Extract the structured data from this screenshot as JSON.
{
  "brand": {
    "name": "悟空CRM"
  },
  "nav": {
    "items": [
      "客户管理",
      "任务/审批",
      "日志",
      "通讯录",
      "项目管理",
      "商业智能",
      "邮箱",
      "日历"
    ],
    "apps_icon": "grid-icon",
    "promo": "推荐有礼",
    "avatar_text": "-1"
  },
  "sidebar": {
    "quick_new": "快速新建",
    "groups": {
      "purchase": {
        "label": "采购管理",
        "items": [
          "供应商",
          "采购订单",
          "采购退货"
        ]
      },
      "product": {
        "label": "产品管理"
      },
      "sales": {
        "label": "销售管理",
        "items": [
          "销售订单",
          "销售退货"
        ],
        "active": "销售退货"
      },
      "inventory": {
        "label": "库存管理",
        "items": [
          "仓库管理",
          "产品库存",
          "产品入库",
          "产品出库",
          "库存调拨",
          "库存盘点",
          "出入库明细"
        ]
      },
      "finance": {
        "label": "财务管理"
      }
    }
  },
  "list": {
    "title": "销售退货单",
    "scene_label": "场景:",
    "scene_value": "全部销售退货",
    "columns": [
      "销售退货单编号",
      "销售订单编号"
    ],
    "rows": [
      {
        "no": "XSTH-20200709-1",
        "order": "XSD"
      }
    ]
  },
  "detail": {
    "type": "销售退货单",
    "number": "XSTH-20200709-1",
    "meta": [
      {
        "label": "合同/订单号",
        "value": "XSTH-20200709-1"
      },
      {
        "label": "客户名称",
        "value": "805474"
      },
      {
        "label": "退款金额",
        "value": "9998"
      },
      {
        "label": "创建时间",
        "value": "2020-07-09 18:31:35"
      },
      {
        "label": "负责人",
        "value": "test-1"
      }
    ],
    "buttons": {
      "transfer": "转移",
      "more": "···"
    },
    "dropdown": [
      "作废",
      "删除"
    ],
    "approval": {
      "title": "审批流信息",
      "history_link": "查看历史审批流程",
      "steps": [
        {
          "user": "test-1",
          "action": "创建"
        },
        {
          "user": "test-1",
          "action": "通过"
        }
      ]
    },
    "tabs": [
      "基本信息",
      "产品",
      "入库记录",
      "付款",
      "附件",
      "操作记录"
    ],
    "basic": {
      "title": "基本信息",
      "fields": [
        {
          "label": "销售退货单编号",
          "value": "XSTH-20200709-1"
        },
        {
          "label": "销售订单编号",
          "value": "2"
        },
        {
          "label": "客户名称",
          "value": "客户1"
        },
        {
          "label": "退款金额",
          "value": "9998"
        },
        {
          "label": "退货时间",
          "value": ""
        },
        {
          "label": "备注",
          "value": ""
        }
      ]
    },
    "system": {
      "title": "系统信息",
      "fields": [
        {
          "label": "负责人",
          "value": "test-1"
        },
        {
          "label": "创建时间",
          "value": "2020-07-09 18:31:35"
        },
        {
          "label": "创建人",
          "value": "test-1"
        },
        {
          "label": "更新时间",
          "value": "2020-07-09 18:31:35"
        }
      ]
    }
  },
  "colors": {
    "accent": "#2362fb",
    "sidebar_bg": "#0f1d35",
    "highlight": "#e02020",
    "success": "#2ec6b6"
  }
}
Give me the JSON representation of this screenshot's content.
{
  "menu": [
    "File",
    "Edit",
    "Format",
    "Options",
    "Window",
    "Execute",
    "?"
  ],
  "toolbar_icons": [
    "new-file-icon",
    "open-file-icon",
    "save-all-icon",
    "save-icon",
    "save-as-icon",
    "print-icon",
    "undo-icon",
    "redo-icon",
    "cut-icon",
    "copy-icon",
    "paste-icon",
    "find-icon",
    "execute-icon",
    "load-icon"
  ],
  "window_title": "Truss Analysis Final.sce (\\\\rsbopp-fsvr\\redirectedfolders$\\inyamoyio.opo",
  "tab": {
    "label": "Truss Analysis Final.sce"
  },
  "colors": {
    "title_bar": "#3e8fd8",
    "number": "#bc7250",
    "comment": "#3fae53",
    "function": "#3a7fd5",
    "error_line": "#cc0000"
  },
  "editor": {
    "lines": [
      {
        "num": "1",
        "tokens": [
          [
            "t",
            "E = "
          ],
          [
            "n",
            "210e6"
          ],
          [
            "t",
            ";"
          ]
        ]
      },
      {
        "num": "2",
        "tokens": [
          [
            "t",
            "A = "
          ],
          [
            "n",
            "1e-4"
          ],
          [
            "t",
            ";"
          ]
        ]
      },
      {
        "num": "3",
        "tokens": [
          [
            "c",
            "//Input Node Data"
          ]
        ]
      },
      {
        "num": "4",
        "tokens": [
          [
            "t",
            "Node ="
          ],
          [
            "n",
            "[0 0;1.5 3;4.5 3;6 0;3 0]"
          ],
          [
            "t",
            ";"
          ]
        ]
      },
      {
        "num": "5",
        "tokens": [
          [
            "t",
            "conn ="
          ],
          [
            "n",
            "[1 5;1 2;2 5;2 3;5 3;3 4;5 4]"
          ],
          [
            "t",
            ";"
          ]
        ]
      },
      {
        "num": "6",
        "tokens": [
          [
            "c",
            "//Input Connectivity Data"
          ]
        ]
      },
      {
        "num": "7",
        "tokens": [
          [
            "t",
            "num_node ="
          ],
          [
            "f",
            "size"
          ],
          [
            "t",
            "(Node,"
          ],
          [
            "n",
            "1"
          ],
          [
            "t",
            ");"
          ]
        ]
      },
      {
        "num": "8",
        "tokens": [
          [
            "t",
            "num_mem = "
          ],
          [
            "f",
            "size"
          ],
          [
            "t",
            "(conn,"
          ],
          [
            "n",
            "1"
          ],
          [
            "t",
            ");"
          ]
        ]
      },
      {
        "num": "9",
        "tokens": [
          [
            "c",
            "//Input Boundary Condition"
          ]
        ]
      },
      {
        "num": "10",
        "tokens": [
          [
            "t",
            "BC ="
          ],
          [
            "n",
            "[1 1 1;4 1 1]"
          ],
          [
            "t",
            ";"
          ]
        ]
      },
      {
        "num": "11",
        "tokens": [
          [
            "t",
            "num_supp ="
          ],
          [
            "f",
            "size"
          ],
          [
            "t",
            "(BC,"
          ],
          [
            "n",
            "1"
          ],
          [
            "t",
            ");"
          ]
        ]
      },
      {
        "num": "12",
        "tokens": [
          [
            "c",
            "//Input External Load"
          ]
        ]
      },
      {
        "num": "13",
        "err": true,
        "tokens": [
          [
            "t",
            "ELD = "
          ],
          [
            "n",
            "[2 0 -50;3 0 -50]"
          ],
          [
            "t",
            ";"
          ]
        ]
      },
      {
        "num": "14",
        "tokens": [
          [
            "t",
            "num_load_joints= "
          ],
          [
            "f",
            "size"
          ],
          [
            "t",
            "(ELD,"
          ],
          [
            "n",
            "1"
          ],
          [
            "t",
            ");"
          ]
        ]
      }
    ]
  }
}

What needs to be done:
The data above must be returned in full, exactly as written.

Result of the exercise:
Extract the structured data from this screenshot as JSON.
{
  "brand": {
    "name": "悟空CRM"
  },
  "nav": {
    "items": [
      "客户管理",
      "任务/审批",
      "日志",
      "通讯录",
      "项目管理",
      "商业智能",
      "邮箱",
      "日历"
    ],
    "apps_icon": "grid-icon",
    "promo": "推荐有礼",
    "avatar_text": "-1"
  },
  "sidebar": {
    "quick_new": "快速新建",
    "groups": {
      "purchase": {
        "label": "采购管理",
        "items": [
          "供应商",
          "采购订单",
          "采购退货"
        ]
      },
      "product": {
        "label": "产品管理"
      },
      "sales": {
        "label": "销售管理",
        "items": [
          "销售订单",
          "销售退货"
        ],
        "active": "销售退货"
      },
      "inventory": {
        "label": "库存管理",
        "items": [
          "仓库管理",
          "产品库存",
          "产品入库",
          "产品出库",
          "库存调拨",
          "库存盘点",
          "出入库明细"
        ]
      },
      "finance": {
        "label": "财务管理"
      }
    }
  },
  "list": {
    "title": "销售退货单",
    "scene_label": "场景:",
    "scene_value": "全部销售退货",
    "columns": [
      "销售退货单编号",
      "销售订单编号"
    ],
    "rows": [
      {
        "no": "XSTH-20200709-1",
        "order": "XSD"
      }
    ]
  },
  "detail": {
    "type": "销售退货单",
    "number": "XSTH-20200709-1",
    "meta": [
      {
        "label": "合同/订单号",
        "value": "XSTH-20200709-1"
      },
      {
        "label": "客户名称",
        "value": "805474"
      },
      {
        "label": "退款金额",
        "value": "9998"
      },
      {
        "label": "创建时间",
        "value": "2020-07-09 18:31:35"
      },
      {
        "label": "负责人",
        "value": "test-1"
      }
    ],
    "buttons": {
      "transfer": "转移",
      "more": "···"
    },
    "dropdown": [
      "作废",
      "删除"
    ],
    "approval": {
      "title": "审批流信息",
      "history_link": "查看历史审批流程",
      "steps": [
        {
          "user": "test-1",
          "action": "创建"
        },
        {
          "user": "test-1",
          "action": "通过"
        }
      ]
    },
    "tabs": [
      "基本信息",
      "产品",
      "入库记录",
      "付款",
      "附件",
      "操作记录"
    ],
    "basic": {
      "title": "基本信息",
      "fields": [
        {
          "label": "销售退货单编号",
          "value": "XSTH-20200709-1"
        },
        {
          "label": "销售订单编号",
          "value": "2"
        },
        {
          "label": "客户名称",
          "value": "客户1"
        },
        {
          "label": "退款金额",
          "value": "9998"
        },
        {
          "label": "退货时间",
          "value": ""
        },
        {
          "label": "备注",
          "value": ""
        }
      ]
    },
    "system": {
      "title": "系统信息",
      "fields": [
        {
          "label": "负责人",
          "value": "test-1"
        },
        {
          "label": "创建时间",
          "value": "2020-07-09 18:31:35"
        },
        {
          "label": "创建人",
          "value": "test-1"
        },
        {
          "label": "更新时间",
          "value": "2020-07-09 18:31:35"
        }
      ]
    }
  },
  "colors": {
    "accent": "#2362fb",
    "sidebar_bg": "#0f1d35",
    "highlight": "#e02020",
    "success": "#2ec6b6"
  }
}
Give me the JSON representation of this screenshot's content.
{
  "menu": [
    "File",
    "Edit",
    "Format",
    "Options",
    "Window",
    "Execute",
    "?"
  ],
  "toolbar_icons": [
    "new-file-icon",
    "open-file-icon",
    "save-all-icon",
    "save-icon",
    "save-as-icon",
    "print-icon",
    "undo-icon",
    "redo-icon",
    "cut-icon",
    "copy-icon",
    "paste-icon",
    "find-icon",
    "execute-icon",
    "load-icon"
  ],
  "window_title": "Truss Analysis Final.sce (\\\\rsbopp-fsvr\\redirectedfolders$\\inyamoyio.opo",
  "tab": {
    "label": "Truss Analysis Final.sce"
  },
  "colors": {
    "title_bar": "#3e8fd8",
    "number": "#bc7250",
    "comment": "#3fae53",
    "function": "#3a7fd5",
    "error_line": "#cc0000"
  },
  "editor": {
    "lines": [
      {
        "num": "1",
        "tokens": [
          [
            "t",
            "E = "
          ],
          [
            "n",
            "210e6"
          ],
          [
            "t",
            ";"
          ]
        ]
      },
      {
        "num": "2",
        "tokens": [
          [
            "t",
            "A = "
          ],
          [
            "n",
            "1e-4"
          ],
          [
            "t",
            ";"
          ]
        ]
      },
      {
        "num": "3",
        "tokens": [
          [
            "c",
            "//Input Node Data"
          ]
        ]
      },
      {
        "num": "4",
        "tokens": [
          [
            "t",
            "Node ="
          ],
          [
            "n",
            "[0 0;1.5 3;4.5 3;6 0;3 0]"
          ],
          [
            "t",
            ";"
          ]
        ]
      },
      {
        "num": "5",
        "tokens": [
          [
            "t",
            "conn ="
          ],
          [
            "n",
            "[1 5;1 2;2 5;2 3;5 3;3 4;5 4]"
          ],
          [
            "t",
            ";"
          ]
        ]
      },
      {
        "num": "6",
        "tokens": [
          [
            "c",
            "//Input Connectivity Data"
          ]
        ]
      },
      {
        "num": "7",
        "tokens": [
          [
            "t",
            "num_node ="
          ],
          [
            "f",
            "size"
          ],
          [
            "t",
            "(Node,"
          ],
          [
            "n",
            "1"
          ],
          [
            "t",
            ");"
          ]
        ]
      },
      {
        "num": "8",
        "tokens": [
          [
            "t",
            "num_mem = "
          ],
          [
            "f",
            "size"
          ],
          [
            "t",
            "(conn,"
          ],
          [
            "n",
            "1"
          ],
          [
            "t",
            ");"
          ]
        ]
      },
      {
        "num": "9",
        "tokens": [
          [
            "c",
            "//Input Boundary Condition"
          ]
        ]
      },
      {
        "num": "10",
        "tokens": [
          [
            "t",
            "BC ="
          ],
          [
            "n",
            "[1 1 1;4 1 1]"
          ],
          [
            "t",
            ";"
          ]
        ]
      },
      {
        "num": "11",
        "tokens": [
          [
            "t",
            "num_supp ="
          ],
          [
            "f",
            "size"
          ],
          [
            "t",
            "(BC,"
          ],
          [
            "n",
            "1"
          ],
          [
            "t",
            ");"
          ]
        ]
      },
      {
        "num": "12",
        "tokens": [
          [
            "c",
            "//Input External Load"
          ]
        ]
      },
      {
        "num": "13",
        "err": true,
        "tokens": [
          [
            "t",
            "ELD = "
          ],
          [
            "n",
            "[2 0 -50;3 0 -50]"
          ],
          [
            "t",
            ";"
          ]
        ]
      },
      {
        "num": "14",
        "tokens": [
          [
            "t",
            "num_load_joints= "
          ],
          [
            "f",
            "size"
          ],
          [
            "t",
            "(ELD,"
          ],
          [
            "n",
            "1"
          ],
          [
            "t",
            ");"
          ]
        ]
      }
    ]
  }
}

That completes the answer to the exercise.